All entries below need to be written out exactly, but without their pictures.

═══

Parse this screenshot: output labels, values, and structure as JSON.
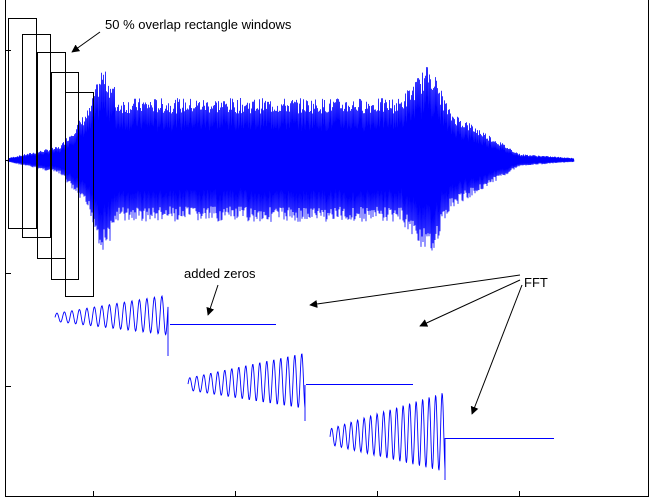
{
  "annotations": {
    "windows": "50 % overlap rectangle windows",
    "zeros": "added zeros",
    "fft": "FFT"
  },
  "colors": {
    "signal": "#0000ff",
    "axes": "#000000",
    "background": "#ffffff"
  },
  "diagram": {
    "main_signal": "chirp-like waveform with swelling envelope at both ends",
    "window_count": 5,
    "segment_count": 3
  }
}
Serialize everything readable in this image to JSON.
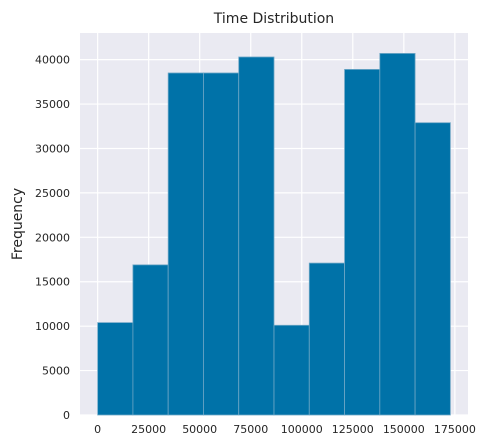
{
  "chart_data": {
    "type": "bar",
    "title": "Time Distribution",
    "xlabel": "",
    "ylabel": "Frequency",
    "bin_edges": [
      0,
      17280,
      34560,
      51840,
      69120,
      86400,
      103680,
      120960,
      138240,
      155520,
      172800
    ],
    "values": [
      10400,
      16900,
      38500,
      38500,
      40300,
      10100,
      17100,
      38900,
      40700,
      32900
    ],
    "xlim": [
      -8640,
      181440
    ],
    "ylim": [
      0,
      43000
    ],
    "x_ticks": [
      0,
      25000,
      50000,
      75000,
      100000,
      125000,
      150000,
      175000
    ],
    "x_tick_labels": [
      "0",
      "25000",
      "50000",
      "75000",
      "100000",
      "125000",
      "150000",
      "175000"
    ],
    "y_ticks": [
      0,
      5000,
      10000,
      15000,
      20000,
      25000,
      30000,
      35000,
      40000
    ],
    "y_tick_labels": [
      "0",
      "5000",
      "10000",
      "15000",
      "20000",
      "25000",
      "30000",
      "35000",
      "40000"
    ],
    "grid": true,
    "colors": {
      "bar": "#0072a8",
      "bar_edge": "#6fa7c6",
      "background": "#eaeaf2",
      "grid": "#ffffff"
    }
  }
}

═══

Result of the exercise -
Parse this screenshot: output labels, values, and structure as JSON.
{
  "annotations": {
    "windows": "50 % overlap rectangle windows",
    "zeros": "added zeros",
    "fft": "FFT"
  },
  "colors": {
    "signal": "#0000ff",
    "axes": "#000000",
    "background": "#ffffff"
  },
  "diagram": {
    "main_signal": "chirp-like waveform with swelling envelope at both ends",
    "window_count": 5,
    "segment_count": 3
  }
}
Serialize everything readable in this image to JSON.
{
  "chart_data": {
    "type": "bar",
    "title": "Time Distribution",
    "xlabel": "",
    "ylabel": "Frequency",
    "bin_edges": [
      0,
      17280,
      34560,
      51840,
      69120,
      86400,
      103680,
      120960,
      138240,
      155520,
      172800
    ],
    "values": [
      10400,
      16900,
      38500,
      38500,
      40300,
      10100,
      17100,
      38900,
      40700,
      32900
    ],
    "xlim": [
      -8640,
      181440
    ],
    "ylim": [
      0,
      43000
    ],
    "x_ticks": [
      0,
      25000,
      50000,
      75000,
      100000,
      125000,
      150000,
      175000
    ],
    "x_tick_labels": [
      "0",
      "25000",
      "50000",
      "75000",
      "100000",
      "125000",
      "150000",
      "175000"
    ],
    "y_ticks": [
      0,
      5000,
      10000,
      15000,
      20000,
      25000,
      30000,
      35000,
      40000
    ],
    "y_tick_labels": [
      "0",
      "5000",
      "10000",
      "15000",
      "20000",
      "25000",
      "30000",
      "35000",
      "40000"
    ],
    "grid": true,
    "colors": {
      "bar": "#0072a8",
      "bar_edge": "#6fa7c6",
      "background": "#eaeaf2",
      "grid": "#ffffff"
    }
  }
}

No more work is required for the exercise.